• _任务要求_:
(a) 在这篇最小子数组长度讲解所举的例子中,哪个子数组满足条件且长度最小?
(b) 根据这篇最小子数组长度讲解,判断下列说法是否相符,每项回答“是”或“否”,并原样引用原文中起决定作用的词句:(i) 例子中 s 的取值为 7;(ii) 第二种方法判断的是以每一位为开头的最小长度;(iii) 题目给出的数组由正整数组成。
(c) 请从这篇最小子数组长度讲解中逐字抄录一段,从含有“Given an array”的词句起,到“1、计算sum,然后找出以每一位开头的和大于等于s的长度。”止。

• _文本节选_:
========================================
Given an array of n positive integers and a positive integer s, find the minimal length of a contiguous subarray of which the sum ≥ s. If there isn't one, return 0 instead.
For example, given the array [2,3,1,2,4,3] and s = 7,
the subarray [4,3] has the minimal length under the problem constraint.
给出一个数组,找出数组中和大于等于s的最小长度。
1、计算sum,然后找出以每一位开头的和大于等于s的长度。
public class Solution {
public int minSubArrayLen(int s, int[] nums) {
int len = nums.length;
if (len == 0){
return 0;
}
if (nums[0] >= s){
return 1;
}
int i = 0, result = 0, sum = 0;
for (; i < len; i++){
sum += nums[i];
if (sum >= s){
break;
}
}
if (i == len && sum < s){
return 0;
}
i++;
result = i;
sum -= nums[0];
for (int j = 1; j < len; j++){
while (i < len && sum < s){
sum += nums[i];
i++;
}
if (sum < s){
break;
}
result = Math.min(i - j, result);
sum -= nums[j];
}
return result;
}
}
2、还可以判断从0~len-1位,以每一位为结尾的最小的长度。
public class Solution { public int minSubArrayLen(int s, int[] nums) { if (nums.length == 0){ return 0; } int i = 0, j = 0, sum = 0, min = Integer.MAX_VALUE; while (j < nums.length){ sum += nums[j++]; while (sum >= s){ min = Math.min(min, j - i); sum -= nums[i++]; } } return min == Integer.MAX_VALUE ? 0 : min; } }
========================================
• _所附材料_:
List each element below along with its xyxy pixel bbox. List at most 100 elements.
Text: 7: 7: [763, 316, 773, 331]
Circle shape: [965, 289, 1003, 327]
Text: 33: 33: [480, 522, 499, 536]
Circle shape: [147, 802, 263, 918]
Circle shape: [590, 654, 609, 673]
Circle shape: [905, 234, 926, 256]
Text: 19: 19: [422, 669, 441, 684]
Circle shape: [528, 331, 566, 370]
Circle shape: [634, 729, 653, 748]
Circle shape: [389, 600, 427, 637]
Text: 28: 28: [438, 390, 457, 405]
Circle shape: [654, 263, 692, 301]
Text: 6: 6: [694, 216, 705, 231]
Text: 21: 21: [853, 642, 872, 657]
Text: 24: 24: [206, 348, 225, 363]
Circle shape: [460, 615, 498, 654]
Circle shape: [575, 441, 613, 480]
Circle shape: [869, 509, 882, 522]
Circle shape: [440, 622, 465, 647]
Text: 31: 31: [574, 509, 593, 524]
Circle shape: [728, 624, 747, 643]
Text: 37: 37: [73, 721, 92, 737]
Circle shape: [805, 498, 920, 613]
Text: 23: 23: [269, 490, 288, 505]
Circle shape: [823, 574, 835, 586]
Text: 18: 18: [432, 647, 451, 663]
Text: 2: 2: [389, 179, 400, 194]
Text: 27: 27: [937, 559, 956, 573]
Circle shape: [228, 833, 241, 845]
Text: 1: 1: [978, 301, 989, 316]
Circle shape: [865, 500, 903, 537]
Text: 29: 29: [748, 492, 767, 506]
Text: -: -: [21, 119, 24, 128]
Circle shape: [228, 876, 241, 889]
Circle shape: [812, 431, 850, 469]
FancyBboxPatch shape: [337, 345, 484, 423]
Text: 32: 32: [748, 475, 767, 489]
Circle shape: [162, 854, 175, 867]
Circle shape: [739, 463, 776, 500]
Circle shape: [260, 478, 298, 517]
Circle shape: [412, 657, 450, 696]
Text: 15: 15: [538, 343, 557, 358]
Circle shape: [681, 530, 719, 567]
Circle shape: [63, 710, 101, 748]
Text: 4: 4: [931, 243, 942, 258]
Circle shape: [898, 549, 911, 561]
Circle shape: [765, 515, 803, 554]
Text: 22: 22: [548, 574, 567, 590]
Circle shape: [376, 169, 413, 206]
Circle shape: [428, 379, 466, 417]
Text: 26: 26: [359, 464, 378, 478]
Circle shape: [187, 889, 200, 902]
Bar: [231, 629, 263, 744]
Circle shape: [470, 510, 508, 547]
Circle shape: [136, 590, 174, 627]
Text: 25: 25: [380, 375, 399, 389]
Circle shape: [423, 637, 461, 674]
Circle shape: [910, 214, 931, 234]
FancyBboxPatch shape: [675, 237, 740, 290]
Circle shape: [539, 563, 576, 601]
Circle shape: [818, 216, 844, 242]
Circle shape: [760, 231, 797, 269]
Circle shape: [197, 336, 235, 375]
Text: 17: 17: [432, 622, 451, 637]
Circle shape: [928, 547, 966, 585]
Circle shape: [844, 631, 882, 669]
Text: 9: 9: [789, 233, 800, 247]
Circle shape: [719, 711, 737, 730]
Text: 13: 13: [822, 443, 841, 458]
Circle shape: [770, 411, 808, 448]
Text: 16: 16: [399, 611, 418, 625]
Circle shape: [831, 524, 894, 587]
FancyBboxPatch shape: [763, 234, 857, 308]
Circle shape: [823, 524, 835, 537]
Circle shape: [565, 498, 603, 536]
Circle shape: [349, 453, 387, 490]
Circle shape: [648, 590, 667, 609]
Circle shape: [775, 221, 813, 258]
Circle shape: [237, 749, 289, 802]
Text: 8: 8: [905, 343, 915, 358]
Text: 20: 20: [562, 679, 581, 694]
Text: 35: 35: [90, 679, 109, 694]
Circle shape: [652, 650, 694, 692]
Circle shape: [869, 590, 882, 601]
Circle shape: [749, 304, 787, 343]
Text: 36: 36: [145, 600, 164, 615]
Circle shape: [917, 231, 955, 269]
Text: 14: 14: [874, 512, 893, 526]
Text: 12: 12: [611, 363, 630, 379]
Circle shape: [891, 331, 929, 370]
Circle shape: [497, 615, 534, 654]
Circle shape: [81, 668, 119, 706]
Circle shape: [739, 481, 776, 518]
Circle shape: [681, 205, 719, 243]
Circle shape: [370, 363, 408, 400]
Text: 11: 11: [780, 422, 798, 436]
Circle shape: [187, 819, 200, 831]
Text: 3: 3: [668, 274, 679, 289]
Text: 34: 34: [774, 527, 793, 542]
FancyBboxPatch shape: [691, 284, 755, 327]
========================================
• _逐项解答_:
(a) [4,3]

(b)
(i) 是:“given the array [2,3,1,2,4,3] and s = 7”
(ii) 否:“还可以判断从0~len-1位,以每一位为结尾的最小的长度。”
(iii) 是:“Given an array of n positive integers”

(c)
Given an array of n positive integers and a positive integer s, find the minimal length of a contiguous subarray of which the sum ≥ s. If there isn't one, return 0 instead.
For example, given the array [2,3,1,2,4,3] and s = 7,
the subarray [4,3] has the minimal length under the problem constraint.
给出一个数组,找出数组中和大于等于s的最小长度。
1、计算sum,然后找出以每一位开头的和大于等于s的长度。